#### Data for the task

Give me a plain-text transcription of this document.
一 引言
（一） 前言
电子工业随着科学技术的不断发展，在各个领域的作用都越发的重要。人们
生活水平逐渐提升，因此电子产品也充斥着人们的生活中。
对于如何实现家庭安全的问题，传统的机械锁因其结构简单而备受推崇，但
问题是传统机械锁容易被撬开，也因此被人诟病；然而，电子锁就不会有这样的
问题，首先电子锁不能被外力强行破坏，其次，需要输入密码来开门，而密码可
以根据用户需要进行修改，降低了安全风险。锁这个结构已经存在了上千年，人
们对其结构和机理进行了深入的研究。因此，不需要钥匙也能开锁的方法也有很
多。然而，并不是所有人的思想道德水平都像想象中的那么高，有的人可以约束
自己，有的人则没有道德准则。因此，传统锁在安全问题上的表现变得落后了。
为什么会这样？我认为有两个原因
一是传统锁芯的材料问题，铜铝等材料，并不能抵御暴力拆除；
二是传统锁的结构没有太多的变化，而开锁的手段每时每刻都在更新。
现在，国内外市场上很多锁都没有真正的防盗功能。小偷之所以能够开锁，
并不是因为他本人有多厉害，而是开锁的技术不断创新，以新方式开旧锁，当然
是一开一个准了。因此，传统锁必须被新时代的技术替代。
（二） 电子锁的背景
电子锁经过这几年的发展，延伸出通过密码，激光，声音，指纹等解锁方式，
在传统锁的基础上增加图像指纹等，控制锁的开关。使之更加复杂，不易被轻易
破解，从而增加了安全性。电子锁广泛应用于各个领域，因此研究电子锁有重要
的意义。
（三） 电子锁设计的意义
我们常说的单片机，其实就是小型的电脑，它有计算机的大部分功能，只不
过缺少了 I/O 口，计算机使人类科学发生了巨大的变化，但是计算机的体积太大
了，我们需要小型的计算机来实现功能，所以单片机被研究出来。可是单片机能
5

########

Quote every record above exactly.

▶ **Exercise answer**:
Give me a plain-text transcription of this document.
一 引言
（一） 前言
电子工业随着科学技术的不断发展，在各个领域的作用都越发的重要。人们
生活水平逐渐提升，因此电子产品也充斥着人们的生活中。
对于如何实现家庭安全的问题，传统的机械锁因其结构简单而备受推崇，但
问题是传统机械锁容易被撬开，也因此被人诟病；然而，电子锁就不会有这样的
问题，首先电子锁不能被外力强行破坏，其次，需要输入密码来开门，而密码可
以根据用户需要进行修改，降低了安全风险。锁这个结构已经存在了上千年，人
们对其结构和机理进行了深入的研究。因此，不需要钥匙也能开锁的方法也有很
多。然而，并不是所有人的思想道德水平都像想象中的那么高，有的人可以约束
自己，有的人则没有道德准则。因此，传统锁在安全问题上的表现变得落后了。
为什么会这样？我认为有两个原因
一是传统锁芯的材料问题，铜铝等材料，并不能抵御暴力拆除；
二是传统锁的结构没有太多的变化，而开锁的手段每时每刻都在更新。
现在，国内外市场上很多锁都没有真正的防盗功能。小偷之所以能够开锁，
并不是因为他本人有多厉害，而是开锁的技术不断创新，以新方式开旧锁，当然
是一开一个准了。因此，传统锁必须被新时代的技术替代。
（二） 电子锁的背景
电子锁经过这几年的发展，延伸出通过密码，激光，声音，指纹等解锁方式，
在传统锁的基础上增加图像指纹等，控制锁的开关。使之更加复杂，不易被轻易
破解，从而增加了安全性。电子锁广泛应用于各个领域，因此研究电子锁有重要
的意义。
（三） 电子锁设计的意义
我们常说的单片机，其实就是小型的电脑，它有计算机的大部分功能，只不
过缺少了 I/O 口，计算机使人类科学发生了巨大的变化，但是计算机的体积太大
了，我们需要小型的计算机来实现功能，所以单片机被研究出来。可是单片机能
5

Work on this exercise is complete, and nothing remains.